Stated exercise — Edit the data below from its start through the line containing "- field-label: Reconnect", replacing "timeout" with "delay" and leaving everything else unchanged; return only those lines.

Data for this exercise —
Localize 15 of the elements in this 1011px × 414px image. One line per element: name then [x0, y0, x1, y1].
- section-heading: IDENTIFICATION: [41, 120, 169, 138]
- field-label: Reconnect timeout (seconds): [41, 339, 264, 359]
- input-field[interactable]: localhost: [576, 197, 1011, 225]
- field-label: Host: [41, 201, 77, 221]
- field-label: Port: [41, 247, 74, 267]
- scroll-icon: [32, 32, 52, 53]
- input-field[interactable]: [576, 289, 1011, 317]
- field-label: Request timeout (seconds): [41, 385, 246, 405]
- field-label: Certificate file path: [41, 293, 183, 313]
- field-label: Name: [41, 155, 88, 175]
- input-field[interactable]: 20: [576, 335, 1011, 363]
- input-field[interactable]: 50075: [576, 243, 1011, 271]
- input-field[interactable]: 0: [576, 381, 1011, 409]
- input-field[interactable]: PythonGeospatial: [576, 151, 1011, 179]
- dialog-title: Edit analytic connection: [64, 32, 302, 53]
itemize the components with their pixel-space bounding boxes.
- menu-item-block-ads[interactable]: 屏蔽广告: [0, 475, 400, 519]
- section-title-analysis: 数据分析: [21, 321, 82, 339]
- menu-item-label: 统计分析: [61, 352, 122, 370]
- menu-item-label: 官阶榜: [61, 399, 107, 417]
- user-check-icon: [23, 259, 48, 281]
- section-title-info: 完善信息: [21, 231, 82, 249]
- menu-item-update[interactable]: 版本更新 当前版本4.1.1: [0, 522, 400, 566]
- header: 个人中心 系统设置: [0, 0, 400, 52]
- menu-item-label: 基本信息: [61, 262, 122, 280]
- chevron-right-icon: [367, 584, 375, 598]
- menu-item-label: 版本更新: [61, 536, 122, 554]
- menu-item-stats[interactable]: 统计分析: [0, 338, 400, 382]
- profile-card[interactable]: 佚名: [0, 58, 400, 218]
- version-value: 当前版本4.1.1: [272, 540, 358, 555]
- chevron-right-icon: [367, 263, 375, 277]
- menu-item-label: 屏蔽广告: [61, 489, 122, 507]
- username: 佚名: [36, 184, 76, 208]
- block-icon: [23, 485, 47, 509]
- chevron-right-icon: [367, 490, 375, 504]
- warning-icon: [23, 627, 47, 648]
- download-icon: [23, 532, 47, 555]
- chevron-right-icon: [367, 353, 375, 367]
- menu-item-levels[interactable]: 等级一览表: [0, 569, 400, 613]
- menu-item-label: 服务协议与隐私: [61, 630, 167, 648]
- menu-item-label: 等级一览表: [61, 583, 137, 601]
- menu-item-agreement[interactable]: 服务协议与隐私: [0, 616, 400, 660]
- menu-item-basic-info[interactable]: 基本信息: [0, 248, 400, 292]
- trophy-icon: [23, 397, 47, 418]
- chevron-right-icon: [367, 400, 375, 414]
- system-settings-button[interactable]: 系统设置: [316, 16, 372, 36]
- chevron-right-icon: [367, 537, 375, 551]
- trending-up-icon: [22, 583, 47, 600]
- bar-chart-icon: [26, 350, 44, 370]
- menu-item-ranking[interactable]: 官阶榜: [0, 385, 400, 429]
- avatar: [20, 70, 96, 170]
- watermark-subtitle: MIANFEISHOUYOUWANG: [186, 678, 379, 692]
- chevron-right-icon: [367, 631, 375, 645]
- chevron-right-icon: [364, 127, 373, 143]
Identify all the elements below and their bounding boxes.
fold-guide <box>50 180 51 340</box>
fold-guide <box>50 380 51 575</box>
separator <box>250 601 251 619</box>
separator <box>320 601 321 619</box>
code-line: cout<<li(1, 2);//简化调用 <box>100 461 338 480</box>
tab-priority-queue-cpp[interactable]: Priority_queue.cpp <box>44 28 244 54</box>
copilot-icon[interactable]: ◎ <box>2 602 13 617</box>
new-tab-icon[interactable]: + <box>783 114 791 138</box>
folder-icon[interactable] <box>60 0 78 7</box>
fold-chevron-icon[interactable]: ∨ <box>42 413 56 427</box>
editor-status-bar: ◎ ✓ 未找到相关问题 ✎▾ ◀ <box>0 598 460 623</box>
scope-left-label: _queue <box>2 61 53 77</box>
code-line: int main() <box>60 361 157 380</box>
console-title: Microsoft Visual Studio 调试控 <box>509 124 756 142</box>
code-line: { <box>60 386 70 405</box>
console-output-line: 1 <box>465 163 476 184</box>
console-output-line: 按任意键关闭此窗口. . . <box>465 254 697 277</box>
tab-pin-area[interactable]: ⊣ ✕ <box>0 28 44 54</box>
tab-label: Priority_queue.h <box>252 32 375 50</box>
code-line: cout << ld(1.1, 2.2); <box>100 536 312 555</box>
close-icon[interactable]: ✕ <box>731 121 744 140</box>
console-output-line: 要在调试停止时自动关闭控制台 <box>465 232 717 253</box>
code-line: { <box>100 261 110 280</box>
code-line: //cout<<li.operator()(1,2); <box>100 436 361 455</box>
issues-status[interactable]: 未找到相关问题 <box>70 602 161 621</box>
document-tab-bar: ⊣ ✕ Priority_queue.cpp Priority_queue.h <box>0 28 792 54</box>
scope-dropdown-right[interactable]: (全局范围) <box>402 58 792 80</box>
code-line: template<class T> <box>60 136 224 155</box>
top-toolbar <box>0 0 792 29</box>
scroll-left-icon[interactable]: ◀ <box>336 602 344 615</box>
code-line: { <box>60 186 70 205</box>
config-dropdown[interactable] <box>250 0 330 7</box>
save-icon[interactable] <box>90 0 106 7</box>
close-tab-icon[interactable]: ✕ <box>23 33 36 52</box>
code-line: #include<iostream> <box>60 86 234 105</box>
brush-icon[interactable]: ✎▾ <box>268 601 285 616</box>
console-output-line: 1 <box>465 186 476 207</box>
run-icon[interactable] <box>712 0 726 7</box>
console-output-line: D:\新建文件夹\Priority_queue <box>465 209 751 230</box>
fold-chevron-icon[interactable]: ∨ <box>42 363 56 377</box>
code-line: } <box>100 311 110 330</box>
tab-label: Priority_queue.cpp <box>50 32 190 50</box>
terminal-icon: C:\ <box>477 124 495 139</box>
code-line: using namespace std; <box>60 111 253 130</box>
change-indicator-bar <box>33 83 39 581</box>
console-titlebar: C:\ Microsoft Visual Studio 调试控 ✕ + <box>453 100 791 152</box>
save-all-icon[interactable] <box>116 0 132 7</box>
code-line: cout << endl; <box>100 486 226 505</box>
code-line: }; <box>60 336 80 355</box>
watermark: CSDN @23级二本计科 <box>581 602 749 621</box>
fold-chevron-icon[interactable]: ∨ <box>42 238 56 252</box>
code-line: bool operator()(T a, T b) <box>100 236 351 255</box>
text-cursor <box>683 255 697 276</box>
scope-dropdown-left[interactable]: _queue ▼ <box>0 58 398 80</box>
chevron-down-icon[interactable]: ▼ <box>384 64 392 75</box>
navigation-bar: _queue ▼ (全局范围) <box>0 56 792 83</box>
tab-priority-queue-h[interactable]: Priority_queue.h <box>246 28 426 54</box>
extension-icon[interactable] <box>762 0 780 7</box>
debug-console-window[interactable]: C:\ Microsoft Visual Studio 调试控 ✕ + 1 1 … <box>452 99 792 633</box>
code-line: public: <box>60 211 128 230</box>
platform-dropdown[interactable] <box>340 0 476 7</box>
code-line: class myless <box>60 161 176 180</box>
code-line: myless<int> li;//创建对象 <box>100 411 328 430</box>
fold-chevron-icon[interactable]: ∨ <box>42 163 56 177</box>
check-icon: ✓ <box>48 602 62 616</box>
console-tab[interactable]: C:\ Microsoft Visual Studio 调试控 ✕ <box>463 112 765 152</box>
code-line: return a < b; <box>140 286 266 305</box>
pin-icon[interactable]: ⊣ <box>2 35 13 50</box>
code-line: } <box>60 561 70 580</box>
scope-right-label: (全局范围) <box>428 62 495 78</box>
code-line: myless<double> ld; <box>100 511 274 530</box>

Worked answer —
Localize 15 of the elements in this 1011px × 414px image. One line per element: name then [x0, y0, x1, y1].
- section-heading: IDENTIFICATION: [41, 120, 169, 138]
- field-label: Reconnect delay (seconds): [41, 339, 264, 359]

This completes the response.